>> BEGIN

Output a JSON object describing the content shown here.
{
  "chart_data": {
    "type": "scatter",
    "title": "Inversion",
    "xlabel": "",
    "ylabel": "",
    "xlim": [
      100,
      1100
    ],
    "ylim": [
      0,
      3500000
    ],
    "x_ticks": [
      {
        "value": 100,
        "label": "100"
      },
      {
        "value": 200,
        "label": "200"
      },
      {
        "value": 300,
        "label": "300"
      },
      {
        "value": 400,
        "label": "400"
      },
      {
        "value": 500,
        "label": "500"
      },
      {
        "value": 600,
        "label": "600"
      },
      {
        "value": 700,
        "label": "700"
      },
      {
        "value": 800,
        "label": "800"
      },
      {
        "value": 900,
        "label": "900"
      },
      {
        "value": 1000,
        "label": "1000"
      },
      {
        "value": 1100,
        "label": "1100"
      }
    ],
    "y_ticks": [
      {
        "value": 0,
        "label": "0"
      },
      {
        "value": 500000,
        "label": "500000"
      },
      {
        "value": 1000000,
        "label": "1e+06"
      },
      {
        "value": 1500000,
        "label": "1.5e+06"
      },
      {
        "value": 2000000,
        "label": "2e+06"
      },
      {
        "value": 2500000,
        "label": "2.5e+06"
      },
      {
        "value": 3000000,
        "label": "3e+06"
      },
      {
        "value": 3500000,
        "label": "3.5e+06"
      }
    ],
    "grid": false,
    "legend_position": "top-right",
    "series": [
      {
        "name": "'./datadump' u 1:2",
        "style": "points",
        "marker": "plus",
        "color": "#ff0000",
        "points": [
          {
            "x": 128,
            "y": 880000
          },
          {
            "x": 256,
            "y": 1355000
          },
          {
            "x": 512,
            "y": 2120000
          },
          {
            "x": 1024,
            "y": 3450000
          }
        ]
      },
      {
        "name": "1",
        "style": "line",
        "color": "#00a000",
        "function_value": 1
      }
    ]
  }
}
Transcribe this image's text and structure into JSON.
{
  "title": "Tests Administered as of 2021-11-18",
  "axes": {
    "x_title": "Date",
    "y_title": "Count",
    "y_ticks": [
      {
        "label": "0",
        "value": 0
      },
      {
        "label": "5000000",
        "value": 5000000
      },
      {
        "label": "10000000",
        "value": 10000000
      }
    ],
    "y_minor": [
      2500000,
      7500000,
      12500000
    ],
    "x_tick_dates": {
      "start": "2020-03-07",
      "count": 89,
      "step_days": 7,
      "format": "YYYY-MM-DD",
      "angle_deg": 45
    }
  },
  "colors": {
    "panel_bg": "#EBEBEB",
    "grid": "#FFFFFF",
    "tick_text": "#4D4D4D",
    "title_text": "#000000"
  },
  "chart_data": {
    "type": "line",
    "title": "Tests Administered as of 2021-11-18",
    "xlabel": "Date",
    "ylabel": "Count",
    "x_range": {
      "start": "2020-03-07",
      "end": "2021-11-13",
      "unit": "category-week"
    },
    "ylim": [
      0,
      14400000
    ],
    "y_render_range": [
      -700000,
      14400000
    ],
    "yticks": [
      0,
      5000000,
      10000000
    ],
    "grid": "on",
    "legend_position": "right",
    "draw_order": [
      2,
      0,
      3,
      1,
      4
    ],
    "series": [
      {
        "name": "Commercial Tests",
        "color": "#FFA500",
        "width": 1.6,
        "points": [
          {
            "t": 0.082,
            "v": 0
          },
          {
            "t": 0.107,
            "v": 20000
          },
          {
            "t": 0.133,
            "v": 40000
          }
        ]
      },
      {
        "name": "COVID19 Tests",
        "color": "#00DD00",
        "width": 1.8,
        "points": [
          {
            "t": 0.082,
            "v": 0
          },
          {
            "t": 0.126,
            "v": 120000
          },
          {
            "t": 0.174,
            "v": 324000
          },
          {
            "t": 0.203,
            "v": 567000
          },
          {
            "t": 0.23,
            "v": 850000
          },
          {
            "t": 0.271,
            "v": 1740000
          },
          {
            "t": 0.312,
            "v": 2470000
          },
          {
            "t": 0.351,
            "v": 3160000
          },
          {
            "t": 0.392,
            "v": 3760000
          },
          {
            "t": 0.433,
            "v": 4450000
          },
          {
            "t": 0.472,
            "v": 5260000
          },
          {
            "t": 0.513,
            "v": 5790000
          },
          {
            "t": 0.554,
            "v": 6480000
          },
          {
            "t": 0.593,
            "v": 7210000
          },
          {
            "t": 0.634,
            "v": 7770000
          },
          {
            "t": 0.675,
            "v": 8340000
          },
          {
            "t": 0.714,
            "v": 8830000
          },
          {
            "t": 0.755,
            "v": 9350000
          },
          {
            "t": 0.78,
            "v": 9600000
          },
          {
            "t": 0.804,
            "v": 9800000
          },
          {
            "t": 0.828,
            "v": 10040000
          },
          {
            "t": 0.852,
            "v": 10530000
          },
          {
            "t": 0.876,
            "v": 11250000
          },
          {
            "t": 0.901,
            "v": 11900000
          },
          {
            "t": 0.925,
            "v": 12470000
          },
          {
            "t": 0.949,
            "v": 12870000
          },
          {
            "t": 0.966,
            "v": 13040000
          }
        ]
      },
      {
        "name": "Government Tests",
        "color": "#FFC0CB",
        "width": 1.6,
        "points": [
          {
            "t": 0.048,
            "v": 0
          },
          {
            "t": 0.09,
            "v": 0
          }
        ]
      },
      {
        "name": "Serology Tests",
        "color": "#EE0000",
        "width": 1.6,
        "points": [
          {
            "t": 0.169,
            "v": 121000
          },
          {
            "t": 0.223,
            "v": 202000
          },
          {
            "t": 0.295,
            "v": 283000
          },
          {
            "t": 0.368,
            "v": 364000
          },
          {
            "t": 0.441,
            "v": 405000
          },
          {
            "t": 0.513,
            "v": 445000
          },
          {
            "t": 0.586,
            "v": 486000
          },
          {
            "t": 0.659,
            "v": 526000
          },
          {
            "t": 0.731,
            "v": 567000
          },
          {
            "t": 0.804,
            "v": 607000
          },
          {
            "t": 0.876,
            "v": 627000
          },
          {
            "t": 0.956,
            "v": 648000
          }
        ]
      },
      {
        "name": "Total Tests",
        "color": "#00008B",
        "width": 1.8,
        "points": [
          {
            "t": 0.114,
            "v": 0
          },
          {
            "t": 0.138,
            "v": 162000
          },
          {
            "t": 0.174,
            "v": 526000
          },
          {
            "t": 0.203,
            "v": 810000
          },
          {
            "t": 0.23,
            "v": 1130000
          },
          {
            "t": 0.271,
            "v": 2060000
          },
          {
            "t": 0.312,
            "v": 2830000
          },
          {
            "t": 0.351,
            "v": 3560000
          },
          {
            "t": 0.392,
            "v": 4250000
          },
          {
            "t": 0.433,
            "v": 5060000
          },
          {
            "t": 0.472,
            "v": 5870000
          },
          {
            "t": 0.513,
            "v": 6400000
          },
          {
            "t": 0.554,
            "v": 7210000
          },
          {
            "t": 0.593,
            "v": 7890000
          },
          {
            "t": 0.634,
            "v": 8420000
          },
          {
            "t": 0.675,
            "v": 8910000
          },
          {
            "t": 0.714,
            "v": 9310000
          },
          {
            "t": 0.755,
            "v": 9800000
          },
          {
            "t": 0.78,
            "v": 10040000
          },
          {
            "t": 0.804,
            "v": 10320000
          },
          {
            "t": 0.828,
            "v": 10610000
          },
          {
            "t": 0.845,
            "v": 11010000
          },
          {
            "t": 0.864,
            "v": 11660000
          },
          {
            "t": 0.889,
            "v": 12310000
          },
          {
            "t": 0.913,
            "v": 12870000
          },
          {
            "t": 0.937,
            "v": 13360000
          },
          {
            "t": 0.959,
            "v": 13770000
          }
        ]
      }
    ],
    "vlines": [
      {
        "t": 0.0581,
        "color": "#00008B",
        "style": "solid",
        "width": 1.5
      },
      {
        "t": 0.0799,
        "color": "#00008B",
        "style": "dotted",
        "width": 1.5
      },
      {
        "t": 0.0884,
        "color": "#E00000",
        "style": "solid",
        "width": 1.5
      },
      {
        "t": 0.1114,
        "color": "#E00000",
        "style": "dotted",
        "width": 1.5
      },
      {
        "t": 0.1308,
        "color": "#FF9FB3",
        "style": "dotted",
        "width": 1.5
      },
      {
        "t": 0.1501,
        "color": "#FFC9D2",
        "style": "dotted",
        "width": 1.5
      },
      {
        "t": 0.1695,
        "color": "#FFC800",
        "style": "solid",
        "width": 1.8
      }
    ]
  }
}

>> END

Job: Identify the lines in the entries above that contain "Administered", then copy them out.

Answer to the task:
  "title": "Tests Administered as of 2021-11-18",
    "title": "Tests Administered as of 2021-11-18",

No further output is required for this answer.